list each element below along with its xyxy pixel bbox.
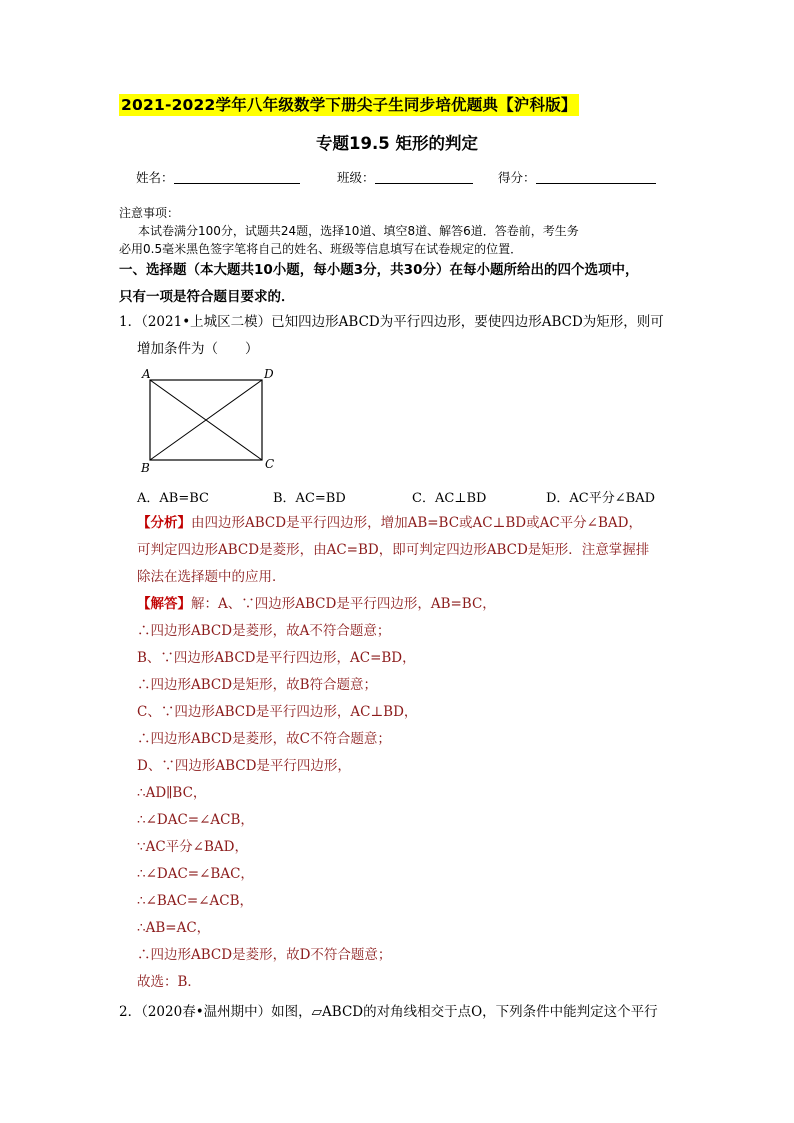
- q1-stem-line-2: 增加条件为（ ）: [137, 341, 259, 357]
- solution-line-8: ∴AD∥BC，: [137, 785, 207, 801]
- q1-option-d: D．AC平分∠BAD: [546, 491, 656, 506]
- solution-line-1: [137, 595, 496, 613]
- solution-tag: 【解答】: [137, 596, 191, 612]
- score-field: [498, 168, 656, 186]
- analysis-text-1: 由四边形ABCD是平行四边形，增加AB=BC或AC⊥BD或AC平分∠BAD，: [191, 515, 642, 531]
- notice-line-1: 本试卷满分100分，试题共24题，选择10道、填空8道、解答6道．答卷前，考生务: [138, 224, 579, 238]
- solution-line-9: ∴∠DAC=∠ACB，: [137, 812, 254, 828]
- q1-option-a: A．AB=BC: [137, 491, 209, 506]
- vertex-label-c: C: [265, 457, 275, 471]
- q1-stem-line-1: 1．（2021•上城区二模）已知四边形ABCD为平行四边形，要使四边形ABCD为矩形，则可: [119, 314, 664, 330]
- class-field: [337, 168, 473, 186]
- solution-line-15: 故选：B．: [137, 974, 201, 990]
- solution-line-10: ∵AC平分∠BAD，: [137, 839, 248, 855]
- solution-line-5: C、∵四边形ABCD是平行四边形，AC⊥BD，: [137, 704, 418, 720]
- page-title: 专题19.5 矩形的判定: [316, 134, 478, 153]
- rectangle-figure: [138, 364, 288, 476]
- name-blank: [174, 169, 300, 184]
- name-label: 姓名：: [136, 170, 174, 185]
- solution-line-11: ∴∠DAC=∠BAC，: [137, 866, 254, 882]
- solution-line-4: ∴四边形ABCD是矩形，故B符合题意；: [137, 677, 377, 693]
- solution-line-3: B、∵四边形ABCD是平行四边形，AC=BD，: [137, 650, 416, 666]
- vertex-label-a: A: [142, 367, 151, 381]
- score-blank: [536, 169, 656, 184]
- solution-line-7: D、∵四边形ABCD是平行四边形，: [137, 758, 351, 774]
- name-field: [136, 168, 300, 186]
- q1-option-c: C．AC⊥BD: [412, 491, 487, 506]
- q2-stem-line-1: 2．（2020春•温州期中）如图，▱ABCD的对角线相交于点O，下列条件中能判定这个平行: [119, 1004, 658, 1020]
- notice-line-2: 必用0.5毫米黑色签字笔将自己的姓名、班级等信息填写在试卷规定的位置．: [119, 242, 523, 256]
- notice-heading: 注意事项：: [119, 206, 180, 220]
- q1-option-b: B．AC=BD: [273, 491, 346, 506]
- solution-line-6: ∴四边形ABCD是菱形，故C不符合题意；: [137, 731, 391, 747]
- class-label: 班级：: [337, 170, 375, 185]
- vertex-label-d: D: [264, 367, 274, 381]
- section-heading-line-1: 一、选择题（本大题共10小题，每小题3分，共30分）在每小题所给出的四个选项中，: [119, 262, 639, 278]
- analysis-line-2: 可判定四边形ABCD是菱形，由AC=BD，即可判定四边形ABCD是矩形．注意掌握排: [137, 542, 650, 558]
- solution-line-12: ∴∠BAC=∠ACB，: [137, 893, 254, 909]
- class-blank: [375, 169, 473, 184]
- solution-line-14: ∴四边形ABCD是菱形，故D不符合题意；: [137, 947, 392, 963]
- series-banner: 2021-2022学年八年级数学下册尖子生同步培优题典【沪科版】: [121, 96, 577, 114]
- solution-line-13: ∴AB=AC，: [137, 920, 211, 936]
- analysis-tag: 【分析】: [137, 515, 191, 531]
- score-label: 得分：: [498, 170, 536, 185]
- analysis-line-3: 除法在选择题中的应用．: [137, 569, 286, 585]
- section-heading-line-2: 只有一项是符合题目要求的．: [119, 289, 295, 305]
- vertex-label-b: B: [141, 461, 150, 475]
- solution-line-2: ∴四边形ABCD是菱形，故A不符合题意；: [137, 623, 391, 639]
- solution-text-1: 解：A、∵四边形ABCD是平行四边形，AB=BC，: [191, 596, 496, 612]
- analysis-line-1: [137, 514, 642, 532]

____________________

▸ Your task: Copy every item above line for line without changing anything, and leave out the pictures.

▸ Result of the exercise:
list each element below along with its xyxy pixel bbox.
- q1-stem-line-2: 增加条件为（ ）: [137, 341, 259, 357]
- solution-line-8: ∴AD∥BC，: [137, 785, 207, 801]
- q1-option-d: D．AC平分∠BAD: [546, 491, 656, 506]
- solution-line-1: [137, 595, 496, 613]
- solution-tag: 【解答】: [137, 596, 191, 612]
- score-field: [498, 168, 656, 186]
- analysis-text-1: 由四边形ABCD是平行四边形，增加AB=BC或AC⊥BD或AC平分∠BAD，: [191, 515, 642, 531]
- notice-line-1: 本试卷满分100分，试题共24题，选择10道、填空8道、解答6道．答卷前，考生务: [138, 224, 579, 238]
- solution-line-9: ∴∠DAC=∠ACB，: [137, 812, 254, 828]
- q1-option-a: A．AB=BC: [137, 491, 209, 506]
- vertex-label-c: C: [265, 457, 275, 471]
- q1-stem-line-1: 1．（2021•上城区二模）已知四边形ABCD为平行四边形，要使四边形ABCD为矩形，则可: [119, 314, 664, 330]
- class-field: [337, 168, 473, 186]
- solution-line-15: 故选：B．: [137, 974, 201, 990]
- solution-line-10: ∵AC平分∠BAD，: [137, 839, 248, 855]
- solution-line-5: C、∵四边形ABCD是平行四边形，AC⊥BD，: [137, 704, 418, 720]
- page-title: 专题19.5 矩形的判定: [316, 134, 478, 153]
- rectangle-figure: [138, 364, 288, 476]
- name-blank: [174, 169, 300, 184]
- name-label: 姓名：: [136, 170, 174, 185]
- solution-line-11: ∴∠DAC=∠BAC，: [137, 866, 254, 882]
- solution-line-4: ∴四边形ABCD是矩形，故B符合题意；: [137, 677, 377, 693]
- solution-line-3: B、∵四边形ABCD是平行四边形，AC=BD，: [137, 650, 416, 666]
- vertex-label-a: A: [142, 367, 151, 381]
- score-blank: [536, 169, 656, 184]
- solution-line-7: D、∵四边形ABCD是平行四边形，: [137, 758, 351, 774]
- name-field: [136, 168, 300, 186]
- q1-option-c: C．AC⊥BD: [412, 491, 487, 506]
- q2-stem-line-1: 2．（2020春•温州期中）如图，▱ABCD的对角线相交于点O，下列条件中能判定这个平行: [119, 1004, 658, 1020]
- notice-line-2: 必用0.5毫米黑色签字笔将自己的姓名、班级等信息填写在试卷规定的位置．: [119, 242, 523, 256]
- notice-heading: 注意事项：: [119, 206, 180, 220]
- q1-option-b: B．AC=BD: [273, 491, 346, 506]
- solution-line-6: ∴四边形ABCD是菱形，故C不符合题意；: [137, 731, 391, 747]
- class-label: 班级：: [337, 170, 375, 185]
- vertex-label-d: D: [264, 367, 274, 381]
- section-heading-line-1: 一、选择题（本大题共10小题，每小题3分，共30分）在每小题所给出的四个选项中，: [119, 262, 639, 278]
- analysis-line-2: 可判定四边形ABCD是菱形，由AC=BD，即可判定四边形ABCD是矩形．注意掌握排: [137, 542, 650, 558]
- solution-line-12: ∴∠BAC=∠ACB，: [137, 893, 254, 909]
- class-blank: [375, 169, 473, 184]
- solution-line-14: ∴四边形ABCD是菱形，故D不符合题意；: [137, 947, 392, 963]
- series-banner: 2021-2022学年八年级数学下册尖子生同步培优题典【沪科版】: [121, 96, 577, 114]
- solution-line-13: ∴AB=AC，: [137, 920, 211, 936]
- analysis-tag: 【分析】: [137, 515, 191, 531]
- score-label: 得分：: [498, 170, 536, 185]
- analysis-line-3: 除法在选择题中的应用．: [137, 569, 286, 585]
- section-heading-line-2: 只有一项是符合题目要求的．: [119, 289, 295, 305]
- vertex-label-b: B: [141, 461, 150, 475]
- solution-line-2: ∴四边形ABCD是菱形，故A不符合题意；: [137, 623, 391, 639]
- solution-text-1: 解：A、∵四边形ABCD是平行四边形，AB=BC，: [191, 596, 496, 612]
- analysis-line-1: [137, 514, 642, 532]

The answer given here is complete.